* REQUIREMENTS:
Copy each line of the material below that includes the string "heading".
--- Begin SUPPLIED MATERIAL ---
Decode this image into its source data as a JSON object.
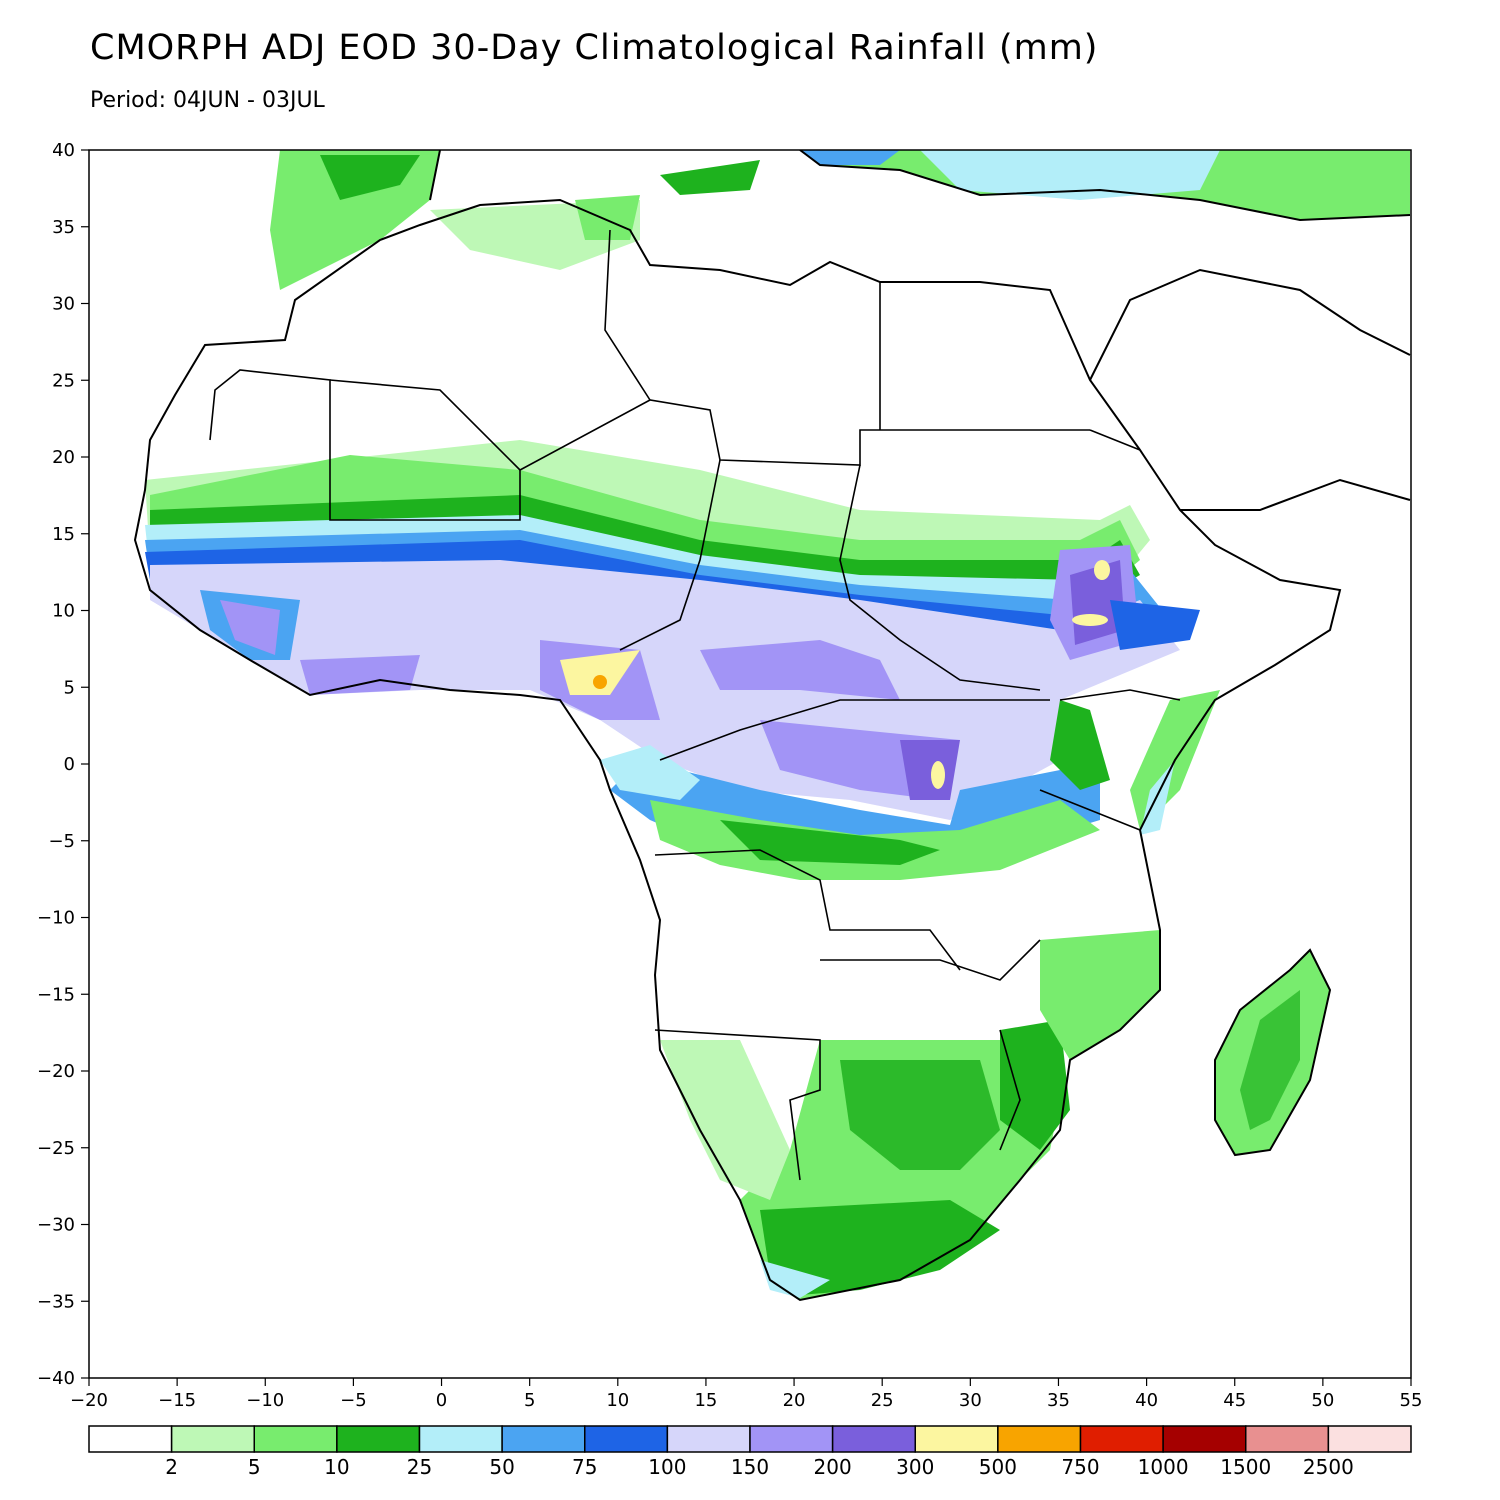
{
  "title": "CMORPH ADJ EOD 30-Day Climatological Rainfall (mm)",
  "subtitle": "Period: 04JUN - 03JUL",
  "map": {
    "lon_range": [
      -20,
      55
    ],
    "lat_range": [
      -40,
      40
    ],
    "lon_ticks": [
      -20,
      -15,
      -10,
      -5,
      0,
      5,
      10,
      15,
      20,
      25,
      30,
      35,
      40,
      45,
      50,
      55
    ],
    "lat_ticks": [
      40,
      35,
      30,
      25,
      20,
      15,
      10,
      5,
      0,
      -5,
      -10,
      -15,
      -20,
      -25,
      -30,
      -35,
      -40
    ],
    "lon_tick_labels": [
      "−20",
      "−15",
      "−10",
      "−5",
      "0",
      "5",
      "10",
      "15",
      "20",
      "25",
      "30",
      "35",
      "40",
      "45",
      "50",
      "55"
    ],
    "lat_tick_labels": [
      "40",
      "35",
      "30",
      "25",
      "20",
      "15",
      "10",
      "5",
      "0",
      "−5",
      "−10",
      "−15",
      "−20",
      "−25",
      "−30",
      "−35",
      "−40"
    ]
  },
  "legend": {
    "colors": [
      "#ffffff",
      "#bef8b6",
      "#78ec6e",
      "#1eb21e",
      "#b3eef9",
      "#4ba4f2",
      "#1e64e6",
      "#d6d6fa",
      "#a294f6",
      "#7a5fdc",
      "#fcf6a0",
      "#f8a400",
      "#e01e00",
      "#a50000",
      "#e89090",
      "#fbe0e0"
    ],
    "labels": [
      "2",
      "5",
      "10",
      "25",
      "50",
      "75",
      "100",
      "150",
      "200",
      "300",
      "500",
      "750",
      "1000",
      "1500",
      "2500"
    ]
  }
}
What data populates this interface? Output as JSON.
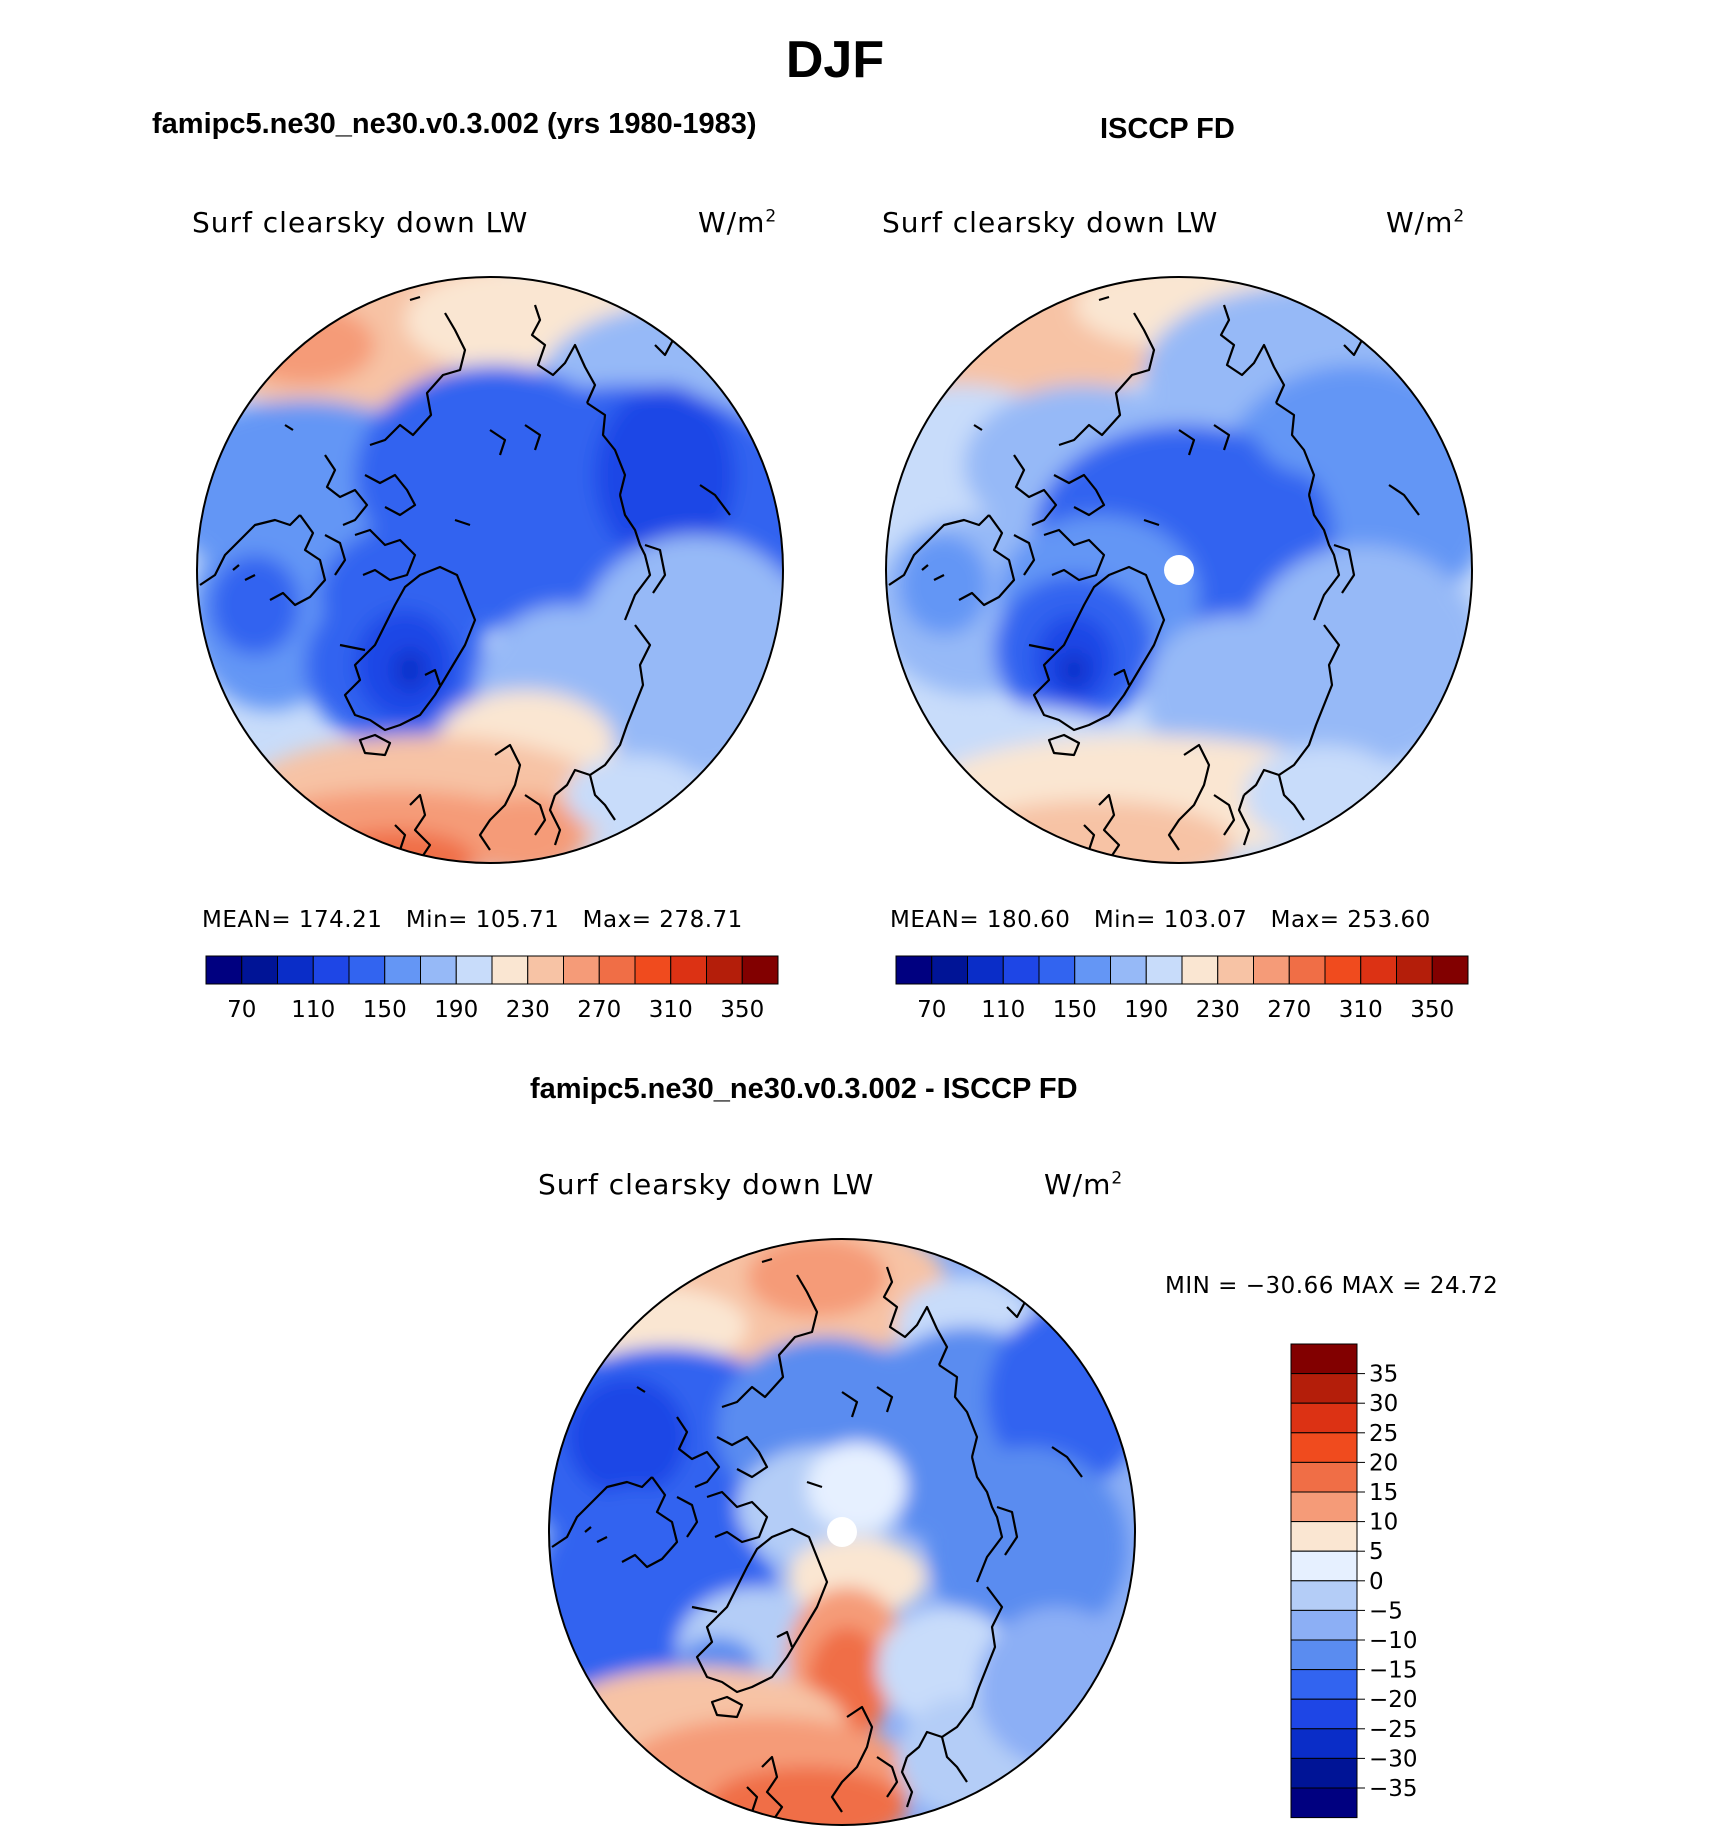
{
  "page_title": "DJF",
  "panels": [
    {
      "id": "model",
      "heading": "famipc5.ne30_ne30.v0.3.002 (yrs 1980-1983)",
      "variable": "Surf clearsky down LW",
      "units": "W/m",
      "units_sup": "2",
      "stats": {
        "mean_label": "MEAN=",
        "mean": "174.21",
        "min_label": "Min=",
        "min": "105.71",
        "max_label": "Max=",
        "max": "278.71"
      }
    },
    {
      "id": "obs",
      "heading": "ISCCP FD",
      "variable": "Surf clearsky down LW",
      "units": "W/m",
      "units_sup": "2",
      "stats": {
        "mean_label": "MEAN=",
        "mean": "180.60",
        "min_label": "Min=",
        "min": "103.07",
        "max_label": "Max=",
        "max": "253.60"
      }
    }
  ],
  "abs_colorbar": {
    "colors": [
      "#000080",
      "#001496",
      "#0a2dc8",
      "#1e46e6",
      "#3264f0",
      "#6496f5",
      "#96b9f7",
      "#c8dcfa",
      "#fae6d2",
      "#f7c3a5",
      "#f59b78",
      "#f06e46",
      "#f04b1e",
      "#dc3214",
      "#b41e0a",
      "#820000"
    ],
    "labels": [
      "70",
      "110",
      "150",
      "190",
      "230",
      "270",
      "310",
      "350"
    ]
  },
  "diff_panel": {
    "heading": "famipc5.ne30_ne30.v0.3.002 - ISCCP FD",
    "variable": "Surf clearsky down LW",
    "units": "W/m",
    "units_sup": "2",
    "minmax": "MIN = −30.66 MAX =  24.72"
  },
  "diff_colorbar": {
    "colors": [
      "#820000",
      "#b41e0a",
      "#dc3214",
      "#f04b1e",
      "#f06e46",
      "#f59b78",
      "#fae6d2",
      "#e6f0ff",
      "#b4cdf7",
      "#8caff5",
      "#5a8cf0",
      "#3264f0",
      "#1e46e6",
      "#0a2dc8",
      "#001496",
      "#000080"
    ],
    "labels": [
      "35",
      "30",
      "25",
      "20",
      "15",
      "10",
      "5",
      "0",
      "−5",
      "−10",
      "−15",
      "−20",
      "−25",
      "−30",
      "−35"
    ]
  }
}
--- End SUPPLIED MATERIAL ---
* SOLUTION TO THIS TASK:
      "heading": "famipc5.ne30_ne30.v0.3.002 (yrs 1980-1983)",
      "heading": "ISCCP FD",
    "heading": "famipc5.ne30_ne30.v0.3.002 - ISCCP FD",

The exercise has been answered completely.